• _WRITTEN TASK_: Without the pictures, output the records below word for word.

• _DATASET RECORDS_:
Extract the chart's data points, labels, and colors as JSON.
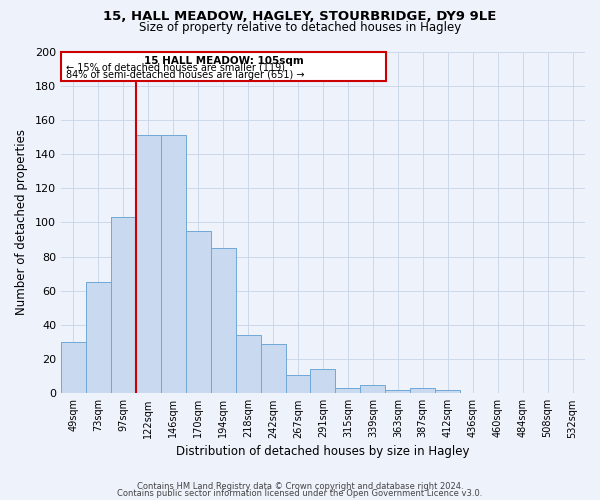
{
  "title1": "15, HALL MEADOW, HAGLEY, STOURBRIDGE, DY9 9LE",
  "title2": "Size of property relative to detached houses in Hagley",
  "xlabel": "Distribution of detached houses by size in Hagley",
  "ylabel": "Number of detached properties",
  "categories": [
    "49sqm",
    "73sqm",
    "97sqm",
    "122sqm",
    "146sqm",
    "170sqm",
    "194sqm",
    "218sqm",
    "242sqm",
    "267sqm",
    "291sqm",
    "315sqm",
    "339sqm",
    "363sqm",
    "387sqm",
    "412sqm",
    "436sqm",
    "460sqm",
    "484sqm",
    "508sqm",
    "532sqm"
  ],
  "values": [
    30,
    65,
    103,
    151,
    151,
    95,
    85,
    34,
    29,
    11,
    14,
    3,
    5,
    2,
    3,
    2,
    0,
    0,
    0,
    0,
    0
  ],
  "bar_color": "#c9d9f0",
  "bar_edge_color": "#6fa8d6",
  "vline_color": "#cc0000",
  "ylim": [
    0,
    200
  ],
  "yticks": [
    0,
    20,
    40,
    60,
    80,
    100,
    120,
    140,
    160,
    180,
    200
  ],
  "annotation_title": "15 HALL MEADOW: 105sqm",
  "annotation_line1": "← 15% of detached houses are smaller (119)",
  "annotation_line2": "84% of semi-detached houses are larger (651) →",
  "footer1": "Contains HM Land Registry data © Crown copyright and database right 2024.",
  "footer2": "Contains public sector information licensed under the Open Government Licence v3.0.",
  "bg_color": "#eef2fb",
  "grid_color": "#c8d4e8"
}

• _THE RESULT_:
Extract the chart's data points, labels, and colors as JSON.
{
  "title1": "15, HALL MEADOW, HAGLEY, STOURBRIDGE, DY9 9LE",
  "title2": "Size of property relative to detached houses in Hagley",
  "xlabel": "Distribution of detached houses by size in Hagley",
  "ylabel": "Number of detached properties",
  "categories": [
    "49sqm",
    "73sqm",
    "97sqm",
    "122sqm",
    "146sqm",
    "170sqm",
    "194sqm",
    "218sqm",
    "242sqm",
    "267sqm",
    "291sqm",
    "315sqm",
    "339sqm",
    "363sqm",
    "387sqm",
    "412sqm",
    "436sqm",
    "460sqm",
    "484sqm",
    "508sqm",
    "532sqm"
  ],
  "values": [
    30,
    65,
    103,
    151,
    151,
    95,
    85,
    34,
    29,
    11,
    14,
    3,
    5,
    2,
    3,
    2,
    0,
    0,
    0,
    0,
    0
  ],
  "bar_color": "#c9d9f0",
  "bar_edge_color": "#6fa8d6",
  "vline_color": "#cc0000",
  "ylim": [
    0,
    200
  ],
  "yticks": [
    0,
    20,
    40,
    60,
    80,
    100,
    120,
    140,
    160,
    180,
    200
  ],
  "annotation_title": "15 HALL MEADOW: 105sqm",
  "annotation_line1": "← 15% of detached houses are smaller (119)",
  "annotation_line2": "84% of semi-detached houses are larger (651) →",
  "footer1": "Contains HM Land Registry data © Crown copyright and database right 2024.",
  "footer2": "Contains public sector information licensed under the Open Government Licence v3.0.",
  "bg_color": "#eef2fb",
  "grid_color": "#c8d4e8"
}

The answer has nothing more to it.